Request —
Restate each line of the listing exactly, without carrying over any pictures.

━━━ Supplied information

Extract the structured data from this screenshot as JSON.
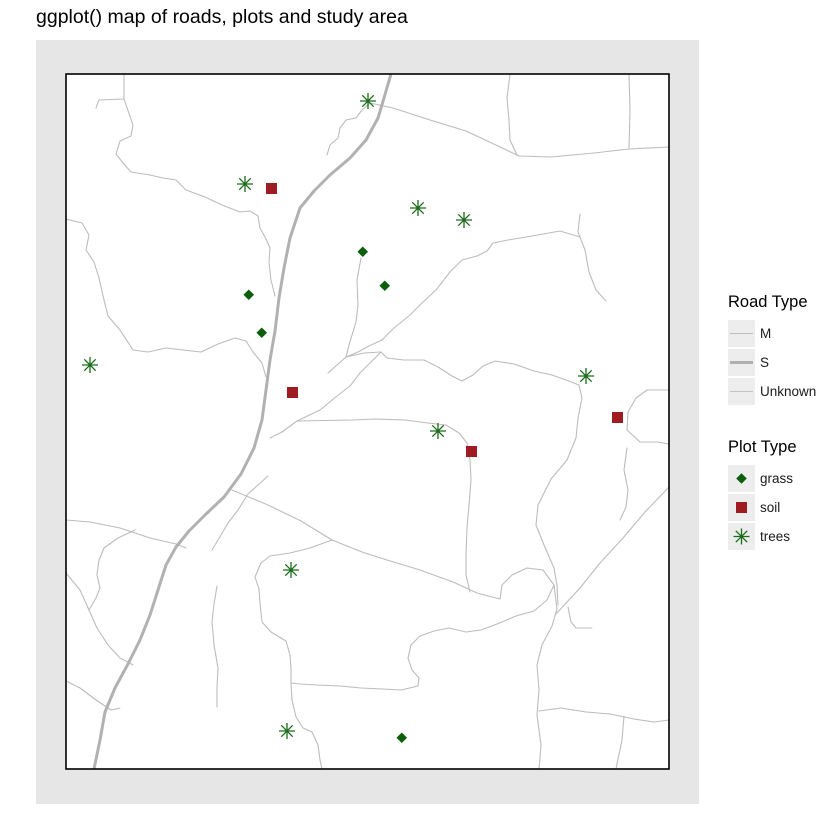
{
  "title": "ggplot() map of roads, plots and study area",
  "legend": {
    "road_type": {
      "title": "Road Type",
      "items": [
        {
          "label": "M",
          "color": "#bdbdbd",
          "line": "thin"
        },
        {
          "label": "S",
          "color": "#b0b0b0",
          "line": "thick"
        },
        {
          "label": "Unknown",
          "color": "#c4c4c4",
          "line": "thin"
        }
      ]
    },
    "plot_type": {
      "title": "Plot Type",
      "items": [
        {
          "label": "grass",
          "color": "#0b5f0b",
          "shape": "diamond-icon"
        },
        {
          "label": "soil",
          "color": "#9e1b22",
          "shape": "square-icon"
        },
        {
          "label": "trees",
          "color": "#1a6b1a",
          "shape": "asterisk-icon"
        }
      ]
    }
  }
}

━━━━━━

Response —
Extract the structured data from this screenshot as JSON.
{
  "title": "ggplot() map of roads, plots and study area",
  "legend": {
    "road_type": {
      "title": "Road Type",
      "items": [
        {
          "label": "M",
          "color": "#bdbdbd",
          "line": "thin"
        },
        {
          "label": "S",
          "color": "#b0b0b0",
          "line": "thick"
        },
        {
          "label": "Unknown",
          "color": "#c4c4c4",
          "line": "thin"
        }
      ]
    },
    "plot_type": {
      "title": "Plot Type",
      "items": [
        {
          "label": "grass",
          "color": "#0b5f0b",
          "shape": "diamond-icon"
        },
        {
          "label": "soil",
          "color": "#9e1b22",
          "shape": "square-icon"
        },
        {
          "label": "trees",
          "color": "#1a6b1a",
          "shape": "asterisk-icon"
        }
      ]
    }
  }
}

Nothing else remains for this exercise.